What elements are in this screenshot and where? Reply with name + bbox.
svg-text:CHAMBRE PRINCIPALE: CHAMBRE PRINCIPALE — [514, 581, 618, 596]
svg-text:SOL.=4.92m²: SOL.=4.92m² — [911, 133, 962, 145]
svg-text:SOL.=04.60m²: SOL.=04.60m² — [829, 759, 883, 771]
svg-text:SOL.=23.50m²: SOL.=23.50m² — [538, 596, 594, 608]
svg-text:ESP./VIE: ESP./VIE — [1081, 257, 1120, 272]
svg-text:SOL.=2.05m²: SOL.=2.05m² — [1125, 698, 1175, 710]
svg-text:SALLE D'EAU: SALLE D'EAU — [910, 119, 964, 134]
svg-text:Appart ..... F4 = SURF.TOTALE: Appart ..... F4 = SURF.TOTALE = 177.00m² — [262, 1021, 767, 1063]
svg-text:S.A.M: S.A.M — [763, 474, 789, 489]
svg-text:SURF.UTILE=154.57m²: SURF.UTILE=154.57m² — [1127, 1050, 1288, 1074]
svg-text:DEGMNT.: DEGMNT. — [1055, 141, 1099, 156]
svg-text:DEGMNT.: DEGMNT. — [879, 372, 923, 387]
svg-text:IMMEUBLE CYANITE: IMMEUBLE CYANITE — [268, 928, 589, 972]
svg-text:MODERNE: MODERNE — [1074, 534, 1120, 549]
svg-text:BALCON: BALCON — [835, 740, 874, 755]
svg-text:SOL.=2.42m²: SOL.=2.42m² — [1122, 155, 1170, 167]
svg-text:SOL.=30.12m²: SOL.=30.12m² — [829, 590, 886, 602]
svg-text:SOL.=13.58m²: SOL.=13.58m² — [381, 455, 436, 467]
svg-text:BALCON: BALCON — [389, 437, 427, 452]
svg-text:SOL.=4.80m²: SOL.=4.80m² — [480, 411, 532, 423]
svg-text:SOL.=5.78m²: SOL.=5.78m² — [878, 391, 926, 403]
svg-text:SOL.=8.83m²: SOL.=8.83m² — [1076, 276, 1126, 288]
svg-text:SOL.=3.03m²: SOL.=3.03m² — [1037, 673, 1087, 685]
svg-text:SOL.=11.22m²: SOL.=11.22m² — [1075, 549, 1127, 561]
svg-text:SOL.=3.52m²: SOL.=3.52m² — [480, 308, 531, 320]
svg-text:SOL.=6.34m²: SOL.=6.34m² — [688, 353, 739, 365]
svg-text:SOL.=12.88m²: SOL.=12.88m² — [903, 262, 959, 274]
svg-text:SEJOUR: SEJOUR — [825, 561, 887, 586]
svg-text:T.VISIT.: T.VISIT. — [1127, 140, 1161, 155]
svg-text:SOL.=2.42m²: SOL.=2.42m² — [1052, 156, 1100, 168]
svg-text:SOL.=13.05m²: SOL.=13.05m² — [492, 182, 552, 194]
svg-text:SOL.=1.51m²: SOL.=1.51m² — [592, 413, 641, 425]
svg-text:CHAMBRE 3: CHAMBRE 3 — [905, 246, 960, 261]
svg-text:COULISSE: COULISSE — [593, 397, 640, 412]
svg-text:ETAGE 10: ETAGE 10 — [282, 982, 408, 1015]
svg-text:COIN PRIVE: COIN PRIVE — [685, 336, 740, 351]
##############################
■ TASK DIRECTIONS
Reproduce all of the data above line for line, without changing any character.

■ RESPONSE TO THIS EXERCISE
What elements are in this screenshot and where? Reply with name + bbox.
svg-text:CHAMBRE PRINCIPALE: CHAMBRE PRINCIPALE — [514, 581, 618, 596]
svg-text:SOL.=4.92m²: SOL.=4.92m² — [911, 133, 962, 145]
svg-text:SOL.=04.60m²: SOL.=04.60m² — [829, 759, 883, 771]
svg-text:SOL.=23.50m²: SOL.=23.50m² — [538, 596, 594, 608]
svg-text:ESP./VIE: ESP./VIE — [1081, 257, 1120, 272]
svg-text:SOL.=2.05m²: SOL.=2.05m² — [1125, 698, 1175, 710]
svg-text:SALLE D'EAU: SALLE D'EAU — [910, 119, 964, 134]
svg-text:Appart ..... F4 = SURF.TOTALE: Appart ..... F4 = SURF.TOTALE = 177.00m² — [262, 1021, 767, 1063]
svg-text:S.A.M: S.A.M — [763, 474, 789, 489]
svg-text:SURF.UTILE=154.57m²: SURF.UTILE=154.57m² — [1127, 1050, 1288, 1074]
svg-text:DEGMNT.: DEGMNT. — [1055, 141, 1099, 156]
svg-text:DEGMNT.: DEGMNT. — [879, 372, 923, 387]
svg-text:IMMEUBLE CYANITE: IMMEUBLE CYANITE — [268, 928, 589, 972]
svg-text:MODERNE: MODERNE — [1074, 534, 1120, 549]
svg-text:BALCON: BALCON — [835, 740, 874, 755]
svg-text:SOL.=2.42m²: SOL.=2.42m² — [1122, 155, 1170, 167]
svg-text:SOL.=30.12m²: SOL.=30.12m² — [829, 590, 886, 602]
svg-text:SOL.=13.58m²: SOL.=13.58m² — [381, 455, 436, 467]
svg-text:BALCON: BALCON — [389, 437, 427, 452]
svg-text:SOL.=4.80m²: SOL.=4.80m² — [480, 411, 532, 423]
svg-text:SOL.=5.78m²: SOL.=5.78m² — [878, 391, 926, 403]
svg-text:SOL.=8.83m²: SOL.=8.83m² — [1076, 276, 1126, 288]
svg-text:SOL.=3.03m²: SOL.=3.03m² — [1037, 673, 1087, 685]
svg-text:SOL.=11.22m²: SOL.=11.22m² — [1075, 549, 1127, 561]
svg-text:SOL.=3.52m²: SOL.=3.52m² — [480, 308, 531, 320]
svg-text:SOL.=6.34m²: SOL.=6.34m² — [688, 353, 739, 365]
svg-text:SOL.=12.88m²: SOL.=12.88m² — [903, 262, 959, 274]
svg-text:SEJOUR: SEJOUR — [825, 561, 887, 586]
svg-text:T.VISIT.: T.VISIT. — [1127, 140, 1161, 155]
svg-text:SOL.=2.42m²: SOL.=2.42m² — [1052, 156, 1100, 168]
svg-text:SOL.=13.05m²: SOL.=13.05m² — [492, 182, 552, 194]
svg-text:SOL.=1.51m²: SOL.=1.51m² — [592, 413, 641, 425]
svg-text:CHAMBRE 3: CHAMBRE 3 — [905, 246, 960, 261]
svg-text:COULISSE: COULISSE — [593, 397, 640, 412]
svg-text:ETAGE 10: ETAGE 10 — [282, 982, 408, 1015]
svg-text:COIN PRIVE: COIN PRIVE — [685, 336, 740, 351]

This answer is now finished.